• _Problem requirements_:
Transcribe each line exactly.

• _Extracted data_:

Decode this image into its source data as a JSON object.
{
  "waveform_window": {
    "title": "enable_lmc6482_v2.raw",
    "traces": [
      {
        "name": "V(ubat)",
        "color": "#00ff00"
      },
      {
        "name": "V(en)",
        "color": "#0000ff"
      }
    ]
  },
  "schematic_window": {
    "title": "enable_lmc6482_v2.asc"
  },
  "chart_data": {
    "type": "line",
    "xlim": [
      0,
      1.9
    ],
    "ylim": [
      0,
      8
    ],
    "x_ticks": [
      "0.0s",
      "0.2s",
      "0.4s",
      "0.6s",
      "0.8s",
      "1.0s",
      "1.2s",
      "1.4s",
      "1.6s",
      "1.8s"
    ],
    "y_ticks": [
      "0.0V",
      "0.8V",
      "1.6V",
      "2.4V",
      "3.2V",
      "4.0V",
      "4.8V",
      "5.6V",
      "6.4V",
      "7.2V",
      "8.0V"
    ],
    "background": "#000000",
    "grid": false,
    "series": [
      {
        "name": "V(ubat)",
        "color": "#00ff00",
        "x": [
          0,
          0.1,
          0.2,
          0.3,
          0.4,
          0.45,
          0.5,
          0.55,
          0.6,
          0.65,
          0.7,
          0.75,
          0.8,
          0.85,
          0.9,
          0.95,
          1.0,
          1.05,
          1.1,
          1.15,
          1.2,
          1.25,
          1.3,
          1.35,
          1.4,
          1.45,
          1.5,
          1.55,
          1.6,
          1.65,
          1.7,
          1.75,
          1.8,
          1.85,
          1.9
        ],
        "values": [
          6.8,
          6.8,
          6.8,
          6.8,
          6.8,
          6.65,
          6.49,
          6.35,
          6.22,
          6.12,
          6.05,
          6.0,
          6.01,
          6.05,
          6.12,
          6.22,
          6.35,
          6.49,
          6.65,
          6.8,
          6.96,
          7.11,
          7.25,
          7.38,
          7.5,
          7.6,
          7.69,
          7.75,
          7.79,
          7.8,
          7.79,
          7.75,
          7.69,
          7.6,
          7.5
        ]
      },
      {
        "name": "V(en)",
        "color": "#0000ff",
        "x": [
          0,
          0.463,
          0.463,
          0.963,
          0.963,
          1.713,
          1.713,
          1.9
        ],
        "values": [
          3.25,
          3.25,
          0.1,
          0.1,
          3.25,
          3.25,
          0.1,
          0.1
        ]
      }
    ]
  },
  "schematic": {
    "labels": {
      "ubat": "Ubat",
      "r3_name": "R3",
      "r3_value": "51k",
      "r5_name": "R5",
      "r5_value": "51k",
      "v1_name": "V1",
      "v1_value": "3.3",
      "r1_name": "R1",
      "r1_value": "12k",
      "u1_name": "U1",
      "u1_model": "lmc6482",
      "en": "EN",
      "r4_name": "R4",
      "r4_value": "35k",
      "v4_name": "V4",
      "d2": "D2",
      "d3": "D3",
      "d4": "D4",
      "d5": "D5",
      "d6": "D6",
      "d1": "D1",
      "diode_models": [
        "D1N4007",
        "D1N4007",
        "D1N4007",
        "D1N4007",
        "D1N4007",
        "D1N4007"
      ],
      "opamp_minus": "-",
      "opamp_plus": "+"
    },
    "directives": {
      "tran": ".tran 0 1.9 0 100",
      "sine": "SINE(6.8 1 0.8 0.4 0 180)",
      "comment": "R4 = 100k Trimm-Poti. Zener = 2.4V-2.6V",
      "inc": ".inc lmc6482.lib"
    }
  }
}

• _Reply_:
Decode this image into its source data as a JSON object.
{
  "waveform_window": {
    "title": "enable_lmc6482_v2.raw",
    "traces": [
      {
        "name": "V(ubat)",
        "color": "#00ff00"
      },
      {
        "name": "V(en)",
        "color": "#0000ff"
      }
    ]
  },
  "schematic_window": {
    "title": "enable_lmc6482_v2.asc"
  },
  "chart_data": {
    "type": "line",
    "xlim": [
      0,
      1.9
    ],
    "ylim": [
      0,
      8
    ],
    "x_ticks": [
      "0.0s",
      "0.2s",
      "0.4s",
      "0.6s",
      "0.8s",
      "1.0s",
      "1.2s",
      "1.4s",
      "1.6s",
      "1.8s"
    ],
    "y_ticks": [
      "0.0V",
      "0.8V",
      "1.6V",
      "2.4V",
      "3.2V",
      "4.0V",
      "4.8V",
      "5.6V",
      "6.4V",
      "7.2V",
      "8.0V"
    ],
    "background": "#000000",
    "grid": false,
    "series": [
      {
        "name": "V(ubat)",
        "color": "#00ff00",
        "x": [
          0,
          0.1,
          0.2,
          0.3,
          0.4,
          0.45,
          0.5,
          0.55,
          0.6,
          0.65,
          0.7,
          0.75,
          0.8,
          0.85,
          0.9,
          0.95,
          1.0,
          1.05,
          1.1,
          1.15,
          1.2,
          1.25,
          1.3,
          1.35,
          1.4,
          1.45,
          1.5,
          1.55,
          1.6,
          1.65,
          1.7,
          1.75,
          1.8,
          1.85,
          1.9
        ],
        "values": [
          6.8,
          6.8,
          6.8,
          6.8,
          6.8,
          6.65,
          6.49,
          6.35,
          6.22,
          6.12,
          6.05,
          6.0,
          6.01,
          6.05,
          6.12,
          6.22,
          6.35,
          6.49,
          6.65,
          6.8,
          6.96,
          7.11,
          7.25,
          7.38,
          7.5,
          7.6,
          7.69,
          7.75,
          7.79,
          7.8,
          7.79,
          7.75,
          7.69,
          7.6,
          7.5
        ]
      },
      {
        "name": "V(en)",
        "color": "#0000ff",
        "x": [
          0,
          0.463,
          0.463,
          0.963,
          0.963,
          1.713,
          1.713,
          1.9
        ],
        "values": [
          3.25,
          3.25,
          0.1,
          0.1,
          3.25,
          3.25,
          0.1,
          0.1
        ]
      }
    ]
  },
  "schematic": {
    "labels": {
      "ubat": "Ubat",
      "r3_name": "R3",
      "r3_value": "51k",
      "r5_name": "R5",
      "r5_value": "51k",
      "v1_name": "V1",
      "v1_value": "3.3",
      "r1_name": "R1",
      "r1_value": "12k",
      "u1_name": "U1",
      "u1_model": "lmc6482",
      "en": "EN",
      "r4_name": "R4",
      "r4_value": "35k",
      "v4_name": "V4",
      "d2": "D2",
      "d3": "D3",
      "d4": "D4",
      "d5": "D5",
      "d6": "D6",
      "d1": "D1",
      "diode_models": [
        "D1N4007",
        "D1N4007",
        "D1N4007",
        "D1N4007",
        "D1N4007",
        "D1N4007"
      ],
      "opamp_minus": "-",
      "opamp_plus": "+"
    },
    "directives": {
      "tran": ".tran 0 1.9 0 100",
      "sine": "SINE(6.8 1 0.8 0.4 0 180)",
      "comment": "R4 = 100k Trimm-Poti. Zener = 2.4V-2.6V",
      "inc": ".inc lmc6482.lib"
    }
  }
}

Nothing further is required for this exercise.